**Set exercise:**
Filter out everything except lines holding "title".

**Data excerpts:**
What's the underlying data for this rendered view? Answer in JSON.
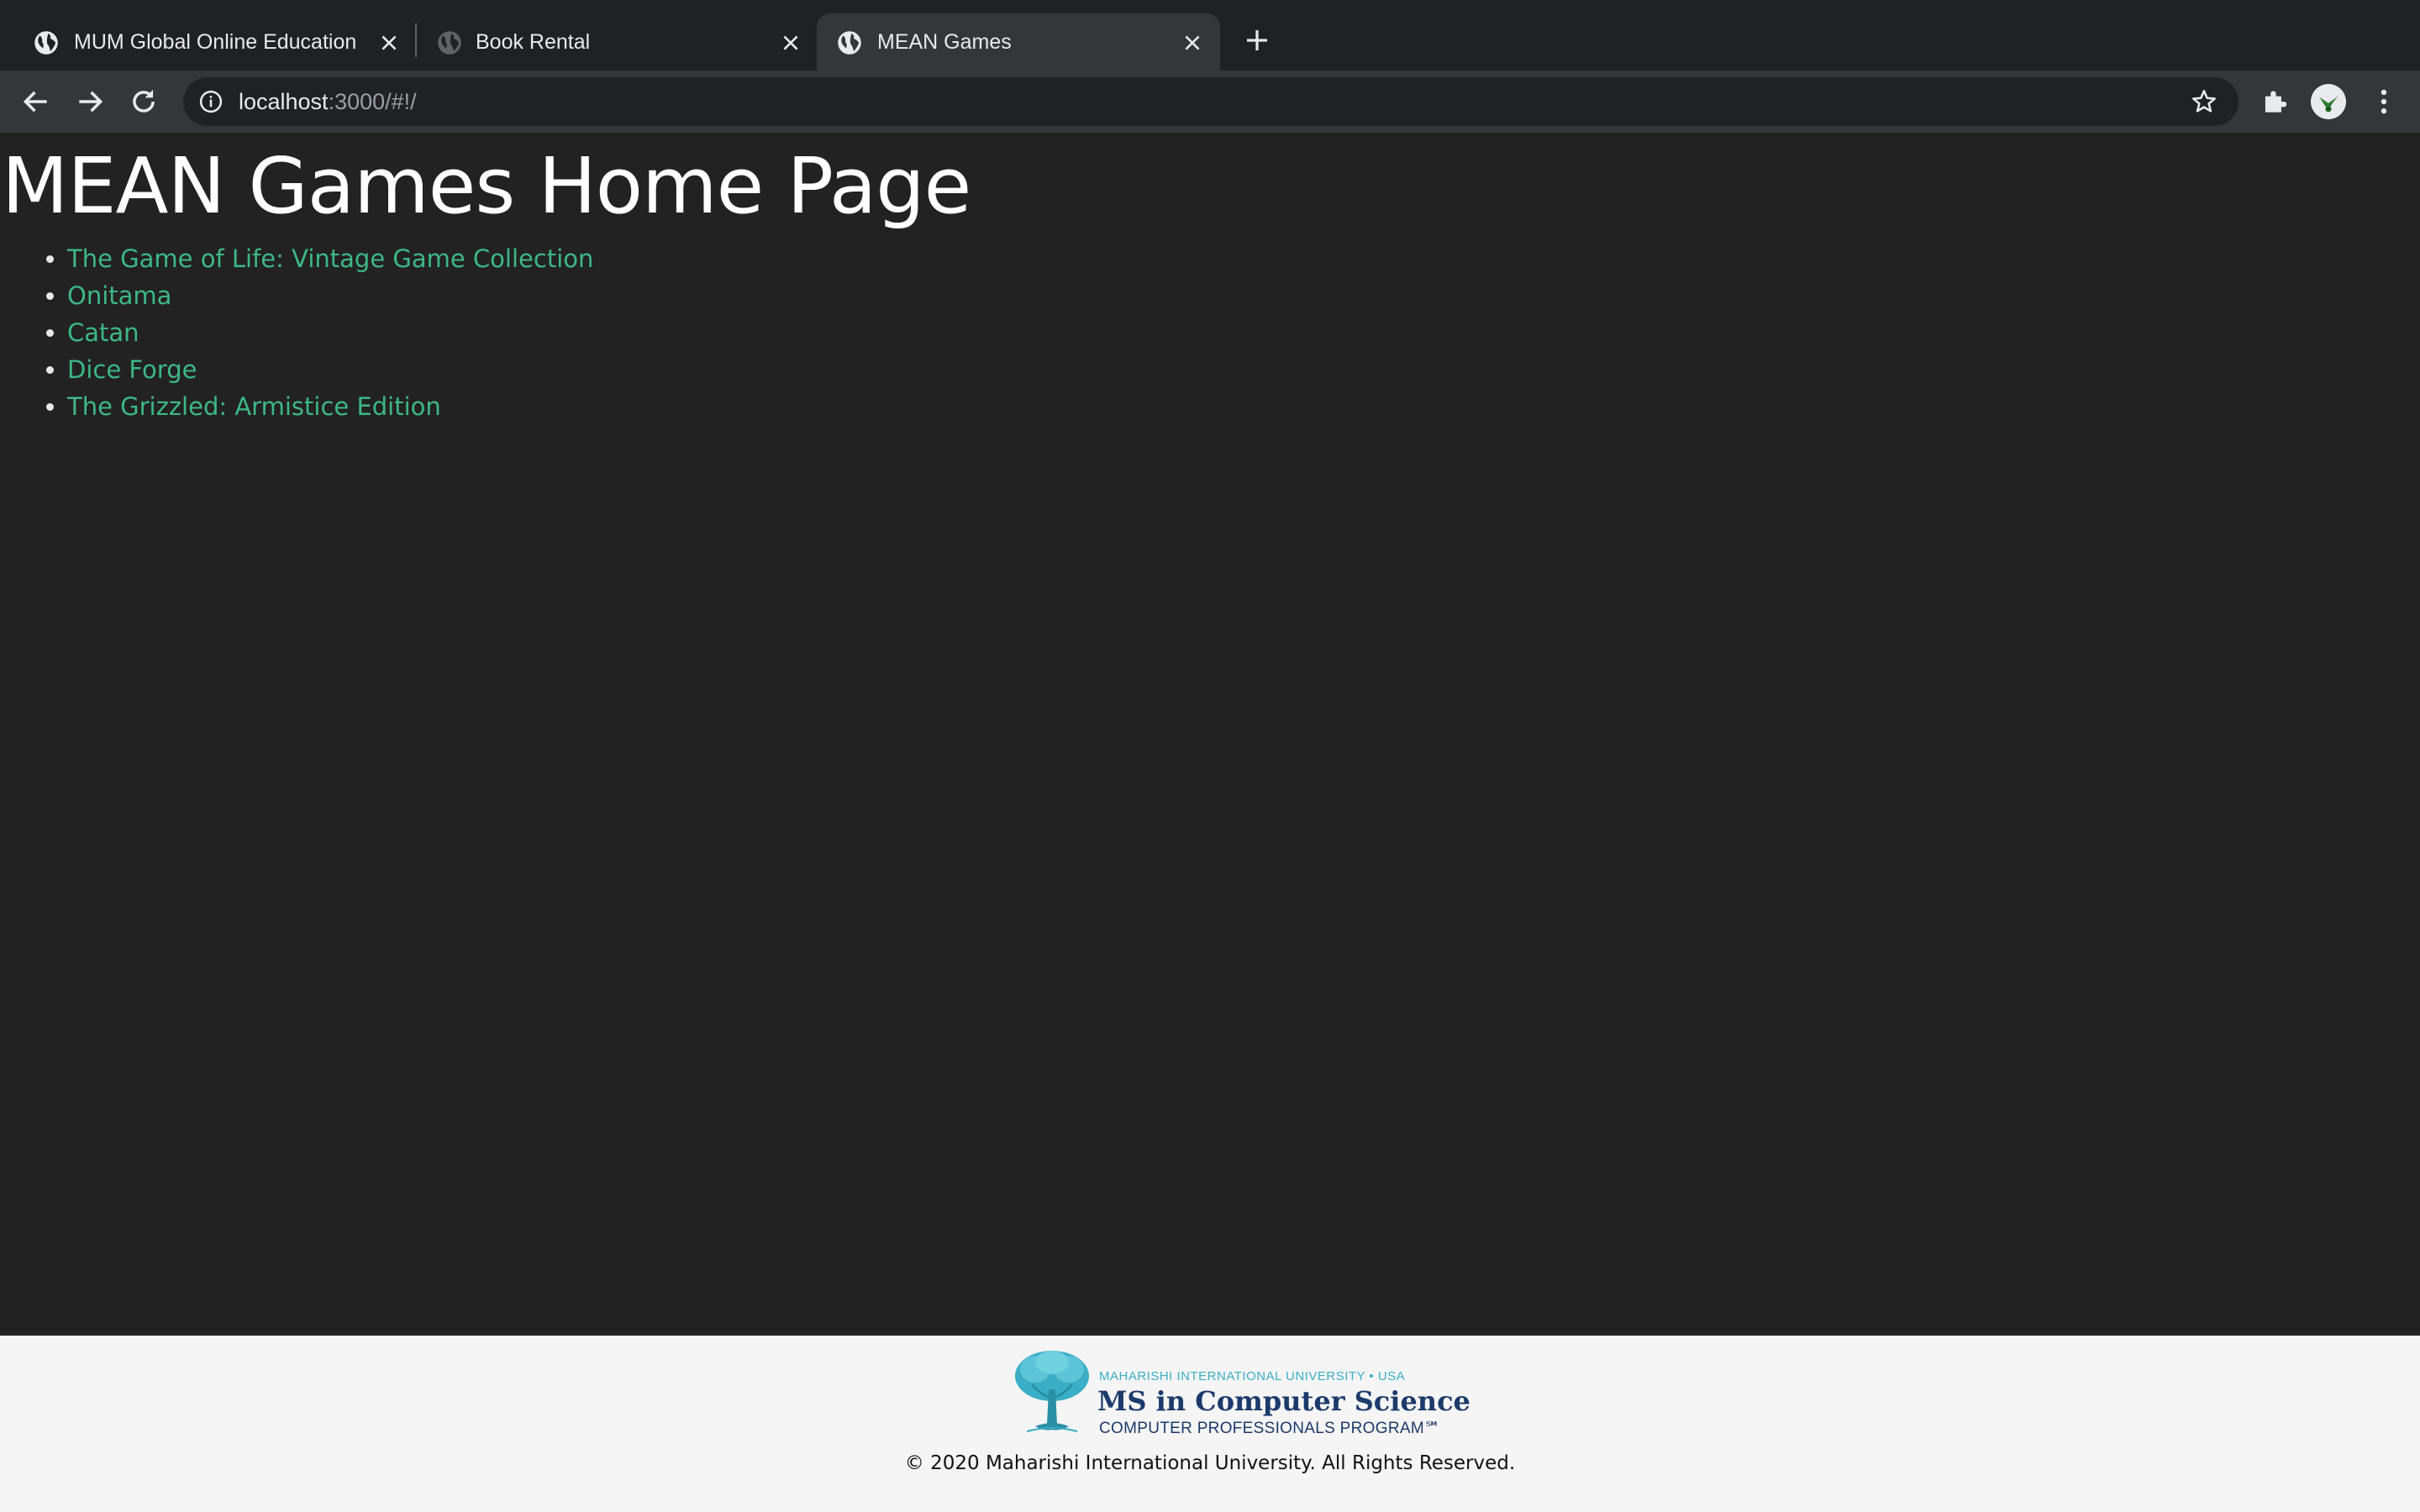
{
  "browser": {
    "tabs": [
      {
        "title": "MUM Global Online Education",
        "icon": "globe-icon",
        "active": false
      },
      {
        "title": "Book Rental",
        "icon": "globe-icon",
        "active": false
      },
      {
        "title": "MEAN Games",
        "icon": "globe-icon",
        "active": true
      }
    ],
    "address": {
      "host": "localhost",
      "rest": ":3000/#!/"
    },
    "toolbar_icons": [
      "back-arrow-icon",
      "forward-arrow-icon",
      "reload-icon",
      "info-icon",
      "star-icon",
      "extensions-puzzle-icon",
      "avatar",
      "more-vert-icon"
    ]
  },
  "page": {
    "title": "MEAN Games Home Page",
    "games": [
      "The Game of Life: Vintage Game Collection",
      "Onitama",
      "Catan",
      "Dice Forge",
      "The Grizzled: Armistice Edition"
    ],
    "link_color": "#3db78a",
    "background": "#222222"
  },
  "footer": {
    "logo": {
      "university": "MAHARISHI INTERNATIONAL UNIVERSITY • USA",
      "program": "MS in Computer Science",
      "subprogram": "COMPUTER PROFESSIONALS PROGRAM℠"
    },
    "copyright": "© 2020 Maharishi International University. All Rights Reserved."
  }
}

**Task output:**
        "title": "MUM Global Online Education",
        "title": "Book Rental",
        "title": "MEAN Games",
    "title": "MEAN Games Home Page",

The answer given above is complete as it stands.